Dataset rows

:::

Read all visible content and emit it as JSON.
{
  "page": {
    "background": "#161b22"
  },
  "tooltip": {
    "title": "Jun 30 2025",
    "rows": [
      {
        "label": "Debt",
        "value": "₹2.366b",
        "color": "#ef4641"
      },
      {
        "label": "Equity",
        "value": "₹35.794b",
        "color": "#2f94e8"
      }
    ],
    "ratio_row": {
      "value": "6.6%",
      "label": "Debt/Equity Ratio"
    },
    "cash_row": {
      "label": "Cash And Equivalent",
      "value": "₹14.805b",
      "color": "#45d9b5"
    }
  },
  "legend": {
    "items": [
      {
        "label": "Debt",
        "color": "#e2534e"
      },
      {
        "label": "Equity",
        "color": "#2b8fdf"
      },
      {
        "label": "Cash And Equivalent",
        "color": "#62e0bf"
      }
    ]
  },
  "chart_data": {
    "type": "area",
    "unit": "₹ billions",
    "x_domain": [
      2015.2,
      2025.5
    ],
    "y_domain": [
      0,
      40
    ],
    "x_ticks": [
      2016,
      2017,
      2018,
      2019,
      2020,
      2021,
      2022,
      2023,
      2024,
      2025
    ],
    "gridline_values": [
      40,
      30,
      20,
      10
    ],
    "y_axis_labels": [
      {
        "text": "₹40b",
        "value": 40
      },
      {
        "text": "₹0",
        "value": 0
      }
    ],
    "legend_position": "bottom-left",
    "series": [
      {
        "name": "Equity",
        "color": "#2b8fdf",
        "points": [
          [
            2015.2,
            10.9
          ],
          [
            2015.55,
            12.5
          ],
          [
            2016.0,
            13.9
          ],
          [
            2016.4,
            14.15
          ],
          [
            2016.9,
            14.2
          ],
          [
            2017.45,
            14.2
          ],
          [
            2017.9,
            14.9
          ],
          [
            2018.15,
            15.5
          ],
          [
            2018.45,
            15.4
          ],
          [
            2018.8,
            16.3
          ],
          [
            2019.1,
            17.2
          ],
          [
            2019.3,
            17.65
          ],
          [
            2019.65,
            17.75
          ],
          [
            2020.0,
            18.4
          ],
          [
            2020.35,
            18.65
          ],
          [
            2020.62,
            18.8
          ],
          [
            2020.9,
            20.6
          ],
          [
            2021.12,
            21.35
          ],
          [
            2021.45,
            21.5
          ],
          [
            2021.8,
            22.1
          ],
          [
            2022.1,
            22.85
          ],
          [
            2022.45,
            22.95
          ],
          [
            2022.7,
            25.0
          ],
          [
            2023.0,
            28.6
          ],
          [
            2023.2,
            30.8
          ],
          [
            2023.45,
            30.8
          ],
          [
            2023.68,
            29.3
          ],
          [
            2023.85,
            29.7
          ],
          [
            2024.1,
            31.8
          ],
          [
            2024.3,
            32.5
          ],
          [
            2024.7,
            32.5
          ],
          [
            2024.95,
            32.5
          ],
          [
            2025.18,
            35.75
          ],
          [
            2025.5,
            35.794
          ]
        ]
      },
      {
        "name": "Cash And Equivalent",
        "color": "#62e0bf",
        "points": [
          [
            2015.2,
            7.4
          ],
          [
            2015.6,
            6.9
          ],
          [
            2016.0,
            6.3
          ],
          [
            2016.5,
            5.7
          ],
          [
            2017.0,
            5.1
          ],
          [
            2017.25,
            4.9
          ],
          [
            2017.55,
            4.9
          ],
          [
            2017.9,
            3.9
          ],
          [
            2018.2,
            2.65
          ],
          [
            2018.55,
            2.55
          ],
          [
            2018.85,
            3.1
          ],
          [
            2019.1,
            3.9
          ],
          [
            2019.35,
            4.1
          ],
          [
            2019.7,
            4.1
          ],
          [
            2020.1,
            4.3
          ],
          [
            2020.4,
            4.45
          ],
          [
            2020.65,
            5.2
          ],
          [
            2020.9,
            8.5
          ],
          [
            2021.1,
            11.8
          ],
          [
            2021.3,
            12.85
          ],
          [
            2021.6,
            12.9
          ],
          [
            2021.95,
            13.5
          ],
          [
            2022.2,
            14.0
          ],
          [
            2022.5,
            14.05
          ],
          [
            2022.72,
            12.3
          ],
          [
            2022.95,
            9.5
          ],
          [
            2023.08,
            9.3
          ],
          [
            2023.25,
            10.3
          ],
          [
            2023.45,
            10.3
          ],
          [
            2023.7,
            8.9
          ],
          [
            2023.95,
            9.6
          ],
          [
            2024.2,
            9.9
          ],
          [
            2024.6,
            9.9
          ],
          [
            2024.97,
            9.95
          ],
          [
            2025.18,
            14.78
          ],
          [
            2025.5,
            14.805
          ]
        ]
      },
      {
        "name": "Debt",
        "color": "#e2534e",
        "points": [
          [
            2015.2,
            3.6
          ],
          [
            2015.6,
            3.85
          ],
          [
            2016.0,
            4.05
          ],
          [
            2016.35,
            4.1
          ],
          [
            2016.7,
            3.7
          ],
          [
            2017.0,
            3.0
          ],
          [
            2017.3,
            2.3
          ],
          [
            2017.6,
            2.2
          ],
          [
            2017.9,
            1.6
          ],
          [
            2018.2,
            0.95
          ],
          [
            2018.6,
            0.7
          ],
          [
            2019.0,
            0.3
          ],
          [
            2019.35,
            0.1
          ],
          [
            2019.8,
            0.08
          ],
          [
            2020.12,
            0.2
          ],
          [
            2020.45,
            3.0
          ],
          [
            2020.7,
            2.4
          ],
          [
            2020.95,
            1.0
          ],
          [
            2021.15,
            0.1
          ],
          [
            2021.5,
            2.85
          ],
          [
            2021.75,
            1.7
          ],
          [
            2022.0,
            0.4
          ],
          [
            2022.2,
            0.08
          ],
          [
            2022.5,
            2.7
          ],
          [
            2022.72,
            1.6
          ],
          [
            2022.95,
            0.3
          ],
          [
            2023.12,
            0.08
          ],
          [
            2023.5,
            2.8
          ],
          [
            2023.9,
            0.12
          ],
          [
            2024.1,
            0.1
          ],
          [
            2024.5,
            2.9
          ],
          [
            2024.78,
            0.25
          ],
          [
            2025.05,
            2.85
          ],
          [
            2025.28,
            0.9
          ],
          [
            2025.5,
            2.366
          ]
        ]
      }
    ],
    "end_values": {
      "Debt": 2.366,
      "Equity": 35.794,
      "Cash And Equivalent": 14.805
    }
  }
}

:::

SET EXERCISE:
Please repeat all the records above exactly as they appear.

WRITTEN ANSWER:
Read all visible content and emit it as JSON.
{
  "page": {
    "background": "#161b22"
  },
  "tooltip": {
    "title": "Jun 30 2025",
    "rows": [
      {
        "label": "Debt",
        "value": "₹2.366b",
        "color": "#ef4641"
      },
      {
        "label": "Equity",
        "value": "₹35.794b",
        "color": "#2f94e8"
      }
    ],
    "ratio_row": {
      "value": "6.6%",
      "label": "Debt/Equity Ratio"
    },
    "cash_row": {
      "label": "Cash And Equivalent",
      "value": "₹14.805b",
      "color": "#45d9b5"
    }
  },
  "legend": {
    "items": [
      {
        "label": "Debt",
        "color": "#e2534e"
      },
      {
        "label": "Equity",
        "color": "#2b8fdf"
      },
      {
        "label": "Cash And Equivalent",
        "color": "#62e0bf"
      }
    ]
  },
  "chart_data": {
    "type": "area",
    "unit": "₹ billions",
    "x_domain": [
      2015.2,
      2025.5
    ],
    "y_domain": [
      0,
      40
    ],
    "x_ticks": [
      2016,
      2017,
      2018,
      2019,
      2020,
      2021,
      2022,
      2023,
      2024,
      2025
    ],
    "gridline_values": [
      40,
      30,
      20,
      10
    ],
    "y_axis_labels": [
      {
        "text": "₹40b",
        "value": 40
      },
      {
        "text": "₹0",
        "value": 0
      }
    ],
    "legend_position": "bottom-left",
    "series": [
      {
        "name": "Equity",
        "color": "#2b8fdf",
        "points": [
          [
            2015.2,
            10.9
          ],
          [
            2015.55,
            12.5
          ],
          [
            2016.0,
            13.9
          ],
          [
            2016.4,
            14.15
          ],
          [
            2016.9,
            14.2
          ],
          [
            2017.45,
            14.2
          ],
          [
            2017.9,
            14.9
          ],
          [
            2018.15,
            15.5
          ],
          [
            2018.45,
            15.4
          ],
          [
            2018.8,
            16.3
          ],
          [
            2019.1,
            17.2
          ],
          [
            2019.3,
            17.65
          ],
          [
            2019.65,
            17.75
          ],
          [
            2020.0,
            18.4
          ],
          [
            2020.35,
            18.65
          ],
          [
            2020.62,
            18.8
          ],
          [
            2020.9,
            20.6
          ],
          [
            2021.12,
            21.35
          ],
          [
            2021.45,
            21.5
          ],
          [
            2021.8,
            22.1
          ],
          [
            2022.1,
            22.85
          ],
          [
            2022.45,
            22.95
          ],
          [
            2022.7,
            25.0
          ],
          [
            2023.0,
            28.6
          ],
          [
            2023.2,
            30.8
          ],
          [
            2023.45,
            30.8
          ],
          [
            2023.68,
            29.3
          ],
          [
            2023.85,
            29.7
          ],
          [
            2024.1,
            31.8
          ],
          [
            2024.3,
            32.5
          ],
          [
            2024.7,
            32.5
          ],
          [
            2024.95,
            32.5
          ],
          [
            2025.18,
            35.75
          ],
          [
            2025.5,
            35.794
          ]
        ]
      },
      {
        "name": "Cash And Equivalent",
        "color": "#62e0bf",
        "points": [
          [
            2015.2,
            7.4
          ],
          [
            2015.6,
            6.9
          ],
          [
            2016.0,
            6.3
          ],
          [
            2016.5,
            5.7
          ],
          [
            2017.0,
            5.1
          ],
          [
            2017.25,
            4.9
          ],
          [
            2017.55,
            4.9
          ],
          [
            2017.9,
            3.9
          ],
          [
            2018.2,
            2.65
          ],
          [
            2018.55,
            2.55
          ],
          [
            2018.85,
            3.1
          ],
          [
            2019.1,
            3.9
          ],
          [
            2019.35,
            4.1
          ],
          [
            2019.7,
            4.1
          ],
          [
            2020.1,
            4.3
          ],
          [
            2020.4,
            4.45
          ],
          [
            2020.65,
            5.2
          ],
          [
            2020.9,
            8.5
          ],
          [
            2021.1,
            11.8
          ],
          [
            2021.3,
            12.85
          ],
          [
            2021.6,
            12.9
          ],
          [
            2021.95,
            13.5
          ],
          [
            2022.2,
            14.0
          ],
          [
            2022.5,
            14.05
          ],
          [
            2022.72,
            12.3
          ],
          [
            2022.95,
            9.5
          ],
          [
            2023.08,
            9.3
          ],
          [
            2023.25,
            10.3
          ],
          [
            2023.45,
            10.3
          ],
          [
            2023.7,
            8.9
          ],
          [
            2023.95,
            9.6
          ],
          [
            2024.2,
            9.9
          ],
          [
            2024.6,
            9.9
          ],
          [
            2024.97,
            9.95
          ],
          [
            2025.18,
            14.78
          ],
          [
            2025.5,
            14.805
          ]
        ]
      },
      {
        "name": "Debt",
        "color": "#e2534e",
        "points": [
          [
            2015.2,
            3.6
          ],
          [
            2015.6,
            3.85
          ],
          [
            2016.0,
            4.05
          ],
          [
            2016.35,
            4.1
          ],
          [
            2016.7,
            3.7
          ],
          [
            2017.0,
            3.0
          ],
          [
            2017.3,
            2.3
          ],
          [
            2017.6,
            2.2
          ],
          [
            2017.9,
            1.6
          ],
          [
            2018.2,
            0.95
          ],
          [
            2018.6,
            0.7
          ],
          [
            2019.0,
            0.3
          ],
          [
            2019.35,
            0.1
          ],
          [
            2019.8,
            0.08
          ],
          [
            2020.12,
            0.2
          ],
          [
            2020.45,
            3.0
          ],
          [
            2020.7,
            2.4
          ],
          [
            2020.95,
            1.0
          ],
          [
            2021.15,
            0.1
          ],
          [
            2021.5,
            2.85
          ],
          [
            2021.75,
            1.7
          ],
          [
            2022.0,
            0.4
          ],
          [
            2022.2,
            0.08
          ],
          [
            2022.5,
            2.7
          ],
          [
            2022.72,
            1.6
          ],
          [
            2022.95,
            0.3
          ],
          [
            2023.12,
            0.08
          ],
          [
            2023.5,
            2.8
          ],
          [
            2023.9,
            0.12
          ],
          [
            2024.1,
            0.1
          ],
          [
            2024.5,
            2.9
          ],
          [
            2024.78,
            0.25
          ],
          [
            2025.05,
            2.85
          ],
          [
            2025.28,
            0.9
          ],
          [
            2025.5,
            2.366
          ]
        ]
      }
    ],
    "end_values": {
      "Debt": 2.366,
      "Equity": 35.794,
      "Cash And Equivalent": 14.805
    }
  }
}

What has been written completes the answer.